* _TASKS FOR THIS EXERCISE_
1. Reproduce the forum thread word for word, starting at "## Jen086 (Feb" and ending at "(Mar 10, 2009)".
2. Rewrite the entries from their first line through the line containing "part-of-speech: noun <box>17 184 49 200</box>", replacing "divider" with "separator" and leaving everything else unchanged.

* _EXTRACT_
# Burlington,Hamilton or St.Catharines ontario



## Jen086 (Feb 24, 2011)

Hi all
Just wondering what urlington, Hamilton and St.Catharines are like to live in, finding jobs, cost of living etc.Would you recommend them or should i avoid them. I just don't know where the best place for my family to move....I'm in the education sector special needs teachers assistant,and my partner is in construction masonary, health and safety in construction, with alot of experience. We have a 3 year old daughter and we do like the outdoors. Any help would be invaluable good or bad.

Thanks alot 
Jen


----------



## Auld Yin (Mar 10, 2009)

Jen086 said:


> Hi all
> Just wondering what urlington, Hamilton and St.Catharines are like to live in, finding jobs, cost of living etc.Would you recommend them or should i avoid them. I just don't know where the best place for my family to move....I'm in the education sector special needs teachers assistant,and my partner is in construction masonary, health and safety in construction, with alot of experience. We have a 3 year old daughter and we do like the outdoors. Any help would be invaluable good or bad.
> 
> Thanks alot
> Jen


All three cities are reasonably good places to live. What type of visa are you applying for? Cost of living would be average for Canada. I think you would need at least a family income of $70k. Schooling in all three will be good and all three have good family type facilities. Hamilton reflects its former heavy industrial base but some very nice family areas exist.


----------



## hughm (May 13, 2011)

we moved to BUrlington in Feb 2011 with family of 4 kids. It is more expensive than Hamilton, but as Auld Yin alluded to, Hamilton has a different vibe to it, much bussier, and a much bigger feel to the place. I find Burlington has a nice sence of community, a very pretty downtown core on the lake and it is with a decent drive of everything. 

1 hr to Toronto, Niagara Falls, Canada's Wonerland etc.


----------



## jenn_in_ireland (Nov 5, 2010)

Extracted data entries
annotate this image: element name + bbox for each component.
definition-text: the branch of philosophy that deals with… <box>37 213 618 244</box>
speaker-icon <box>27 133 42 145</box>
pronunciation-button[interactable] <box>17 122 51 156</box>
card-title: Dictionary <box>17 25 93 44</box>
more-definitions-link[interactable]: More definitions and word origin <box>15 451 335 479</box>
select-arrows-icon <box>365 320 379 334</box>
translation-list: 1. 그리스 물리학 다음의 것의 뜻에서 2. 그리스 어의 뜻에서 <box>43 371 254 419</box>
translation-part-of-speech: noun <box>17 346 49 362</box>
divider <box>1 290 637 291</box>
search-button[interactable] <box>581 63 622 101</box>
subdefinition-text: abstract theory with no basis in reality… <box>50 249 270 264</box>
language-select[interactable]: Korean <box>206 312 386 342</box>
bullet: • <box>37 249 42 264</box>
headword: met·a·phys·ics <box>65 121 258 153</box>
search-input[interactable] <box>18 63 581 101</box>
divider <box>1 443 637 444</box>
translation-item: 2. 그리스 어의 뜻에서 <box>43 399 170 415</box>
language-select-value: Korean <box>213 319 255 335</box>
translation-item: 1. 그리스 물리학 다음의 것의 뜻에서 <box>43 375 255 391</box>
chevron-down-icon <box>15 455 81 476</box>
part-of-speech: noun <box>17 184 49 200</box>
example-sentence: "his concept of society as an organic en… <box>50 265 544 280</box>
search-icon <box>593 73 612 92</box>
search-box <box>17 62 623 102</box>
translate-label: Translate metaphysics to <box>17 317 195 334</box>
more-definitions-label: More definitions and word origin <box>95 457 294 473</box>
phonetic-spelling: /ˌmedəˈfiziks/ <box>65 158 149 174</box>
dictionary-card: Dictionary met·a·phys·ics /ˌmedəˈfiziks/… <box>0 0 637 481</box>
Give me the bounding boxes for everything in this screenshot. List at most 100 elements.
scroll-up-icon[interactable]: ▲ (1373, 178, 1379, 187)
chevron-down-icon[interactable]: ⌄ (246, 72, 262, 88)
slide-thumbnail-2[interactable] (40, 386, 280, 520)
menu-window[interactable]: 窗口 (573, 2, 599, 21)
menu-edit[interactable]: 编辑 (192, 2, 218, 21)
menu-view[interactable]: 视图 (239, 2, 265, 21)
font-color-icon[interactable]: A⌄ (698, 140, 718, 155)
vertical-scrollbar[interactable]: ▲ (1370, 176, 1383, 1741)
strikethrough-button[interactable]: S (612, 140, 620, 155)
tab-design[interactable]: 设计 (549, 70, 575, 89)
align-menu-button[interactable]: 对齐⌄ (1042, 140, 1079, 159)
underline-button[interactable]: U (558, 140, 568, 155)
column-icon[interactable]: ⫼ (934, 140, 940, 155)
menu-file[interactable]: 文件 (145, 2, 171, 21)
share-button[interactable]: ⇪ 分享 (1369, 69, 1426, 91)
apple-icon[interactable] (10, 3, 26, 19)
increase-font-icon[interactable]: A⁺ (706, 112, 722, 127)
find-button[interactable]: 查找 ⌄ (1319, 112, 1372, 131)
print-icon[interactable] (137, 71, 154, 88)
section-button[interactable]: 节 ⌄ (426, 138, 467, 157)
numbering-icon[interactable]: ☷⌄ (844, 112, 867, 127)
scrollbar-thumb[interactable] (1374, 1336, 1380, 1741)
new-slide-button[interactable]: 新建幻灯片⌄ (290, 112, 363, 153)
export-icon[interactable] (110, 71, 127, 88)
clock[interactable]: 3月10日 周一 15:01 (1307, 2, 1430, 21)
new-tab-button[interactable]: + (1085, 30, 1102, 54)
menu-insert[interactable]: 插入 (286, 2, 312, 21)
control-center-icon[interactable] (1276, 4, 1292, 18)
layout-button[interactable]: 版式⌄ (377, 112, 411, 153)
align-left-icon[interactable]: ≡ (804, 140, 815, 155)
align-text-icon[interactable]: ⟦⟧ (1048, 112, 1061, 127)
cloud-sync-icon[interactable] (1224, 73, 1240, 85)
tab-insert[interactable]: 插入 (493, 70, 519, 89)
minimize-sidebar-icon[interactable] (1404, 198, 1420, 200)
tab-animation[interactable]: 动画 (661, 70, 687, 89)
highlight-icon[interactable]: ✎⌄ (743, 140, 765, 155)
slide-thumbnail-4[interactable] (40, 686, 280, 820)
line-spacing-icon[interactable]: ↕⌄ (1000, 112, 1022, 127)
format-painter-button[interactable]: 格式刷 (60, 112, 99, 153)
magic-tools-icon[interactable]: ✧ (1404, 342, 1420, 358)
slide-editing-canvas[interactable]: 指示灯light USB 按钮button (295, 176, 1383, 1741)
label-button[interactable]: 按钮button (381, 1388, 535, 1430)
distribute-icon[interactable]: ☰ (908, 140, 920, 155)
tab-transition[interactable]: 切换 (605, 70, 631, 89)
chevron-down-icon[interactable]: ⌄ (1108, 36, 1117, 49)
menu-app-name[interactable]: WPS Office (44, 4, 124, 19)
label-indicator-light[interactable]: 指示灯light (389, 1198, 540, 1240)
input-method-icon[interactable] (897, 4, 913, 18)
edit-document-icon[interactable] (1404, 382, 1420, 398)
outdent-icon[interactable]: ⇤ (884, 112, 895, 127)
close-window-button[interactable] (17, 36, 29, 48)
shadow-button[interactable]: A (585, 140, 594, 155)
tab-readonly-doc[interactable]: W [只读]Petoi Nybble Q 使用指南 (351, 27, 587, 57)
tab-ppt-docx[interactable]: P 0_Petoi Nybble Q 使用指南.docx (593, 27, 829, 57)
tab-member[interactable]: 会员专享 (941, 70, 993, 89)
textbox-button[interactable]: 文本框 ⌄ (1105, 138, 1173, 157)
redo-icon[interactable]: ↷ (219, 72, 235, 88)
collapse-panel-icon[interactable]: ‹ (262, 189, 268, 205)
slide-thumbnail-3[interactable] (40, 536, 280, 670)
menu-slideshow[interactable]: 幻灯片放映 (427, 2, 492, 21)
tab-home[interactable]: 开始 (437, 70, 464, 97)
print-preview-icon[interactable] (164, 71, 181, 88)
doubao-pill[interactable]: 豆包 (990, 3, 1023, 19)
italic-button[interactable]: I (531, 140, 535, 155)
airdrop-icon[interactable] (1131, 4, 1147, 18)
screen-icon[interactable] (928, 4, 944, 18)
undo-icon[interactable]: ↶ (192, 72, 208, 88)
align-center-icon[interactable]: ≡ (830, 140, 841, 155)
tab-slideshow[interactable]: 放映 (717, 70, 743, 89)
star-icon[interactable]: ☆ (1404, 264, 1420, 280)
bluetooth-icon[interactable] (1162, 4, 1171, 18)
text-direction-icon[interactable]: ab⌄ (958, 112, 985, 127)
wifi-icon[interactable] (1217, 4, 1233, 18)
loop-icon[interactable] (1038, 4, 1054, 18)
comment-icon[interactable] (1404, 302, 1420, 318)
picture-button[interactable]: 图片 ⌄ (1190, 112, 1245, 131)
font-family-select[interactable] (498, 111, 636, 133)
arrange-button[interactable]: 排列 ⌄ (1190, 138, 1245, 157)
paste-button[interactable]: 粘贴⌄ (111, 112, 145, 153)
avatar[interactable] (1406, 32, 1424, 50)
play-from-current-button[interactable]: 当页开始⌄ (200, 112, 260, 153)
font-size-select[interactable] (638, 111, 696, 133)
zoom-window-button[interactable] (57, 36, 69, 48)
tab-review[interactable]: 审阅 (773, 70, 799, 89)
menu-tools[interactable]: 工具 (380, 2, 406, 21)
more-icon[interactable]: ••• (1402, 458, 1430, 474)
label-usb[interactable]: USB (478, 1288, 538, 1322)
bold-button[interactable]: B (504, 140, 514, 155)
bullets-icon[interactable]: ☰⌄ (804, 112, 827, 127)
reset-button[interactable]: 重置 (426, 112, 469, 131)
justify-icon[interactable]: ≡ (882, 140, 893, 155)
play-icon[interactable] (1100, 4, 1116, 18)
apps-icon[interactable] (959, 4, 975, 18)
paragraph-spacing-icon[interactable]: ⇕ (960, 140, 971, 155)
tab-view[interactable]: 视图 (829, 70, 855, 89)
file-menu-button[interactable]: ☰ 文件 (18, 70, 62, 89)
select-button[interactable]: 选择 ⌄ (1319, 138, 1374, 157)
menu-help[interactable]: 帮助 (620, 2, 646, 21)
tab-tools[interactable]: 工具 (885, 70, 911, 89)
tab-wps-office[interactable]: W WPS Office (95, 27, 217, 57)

* _PROBLEM SOLUTIONS_
1.
## Jen086 (Feb 24, 2011)

Hi all
Just wondering what urlington, Hamilton and St.Catharines are like to live in, finding jobs, cost of living etc.Would you recommend them or should i avoid them. I just don't know where the best place for my family to move....I'm in the education sector special needs teachers assistant,and my partner is in construction masonary, health and safety in construction, with alot of experience. We have a 3 year old daughter and we do like the outdoors. Any help would be invaluable good or bad.

Thanks alot 
Jen


----------



## Auld Yin (Mar 10, 2009)

2.
annotate this image: element name + bbox for each component.
definition-text: the branch of philosophy that deals with… <box>37 213 618 244</box>
speaker-icon <box>27 133 42 145</box>
pronunciation-button[interactable] <box>17 122 51 156</box>
card-title: Dictionary <box>17 25 93 44</box>
more-definitions-link[interactable]: More definitions and word origin <box>15 451 335 479</box>
select-arrows-icon <box>365 320 379 334</box>
translation-list: 1. 그리스 물리학 다음의 것의 뜻에서 2. 그리스 어의 뜻에서 <box>43 371 254 419</box>
translation-part-of-speech: noun <box>17 346 49 362</box>
separator <box>1 290 637 291</box>
search-button[interactable] <box>581 63 622 101</box>
subdefinition-text: abstract theory with no basis in reality… <box>50 249 270 264</box>
language-select[interactable]: Korean <box>206 312 386 342</box>
bullet: • <box>37 249 42 264</box>
headword: met·a·phys·ics <box>65 121 258 153</box>
search-input[interactable] <box>18 63 581 101</box>
separator <box>1 443 637 444</box>
translation-item: 2. 그리스 어의 뜻에서 <box>43 399 170 415</box>
language-select-value: Korean <box>213 319 255 335</box>
translation-item: 1. 그리스 물리학 다음의 것의 뜻에서 <box>43 375 255 391</box>
chevron-down-icon <box>15 455 81 476</box>
part-of-speech: noun <box>17 184 49 200</box>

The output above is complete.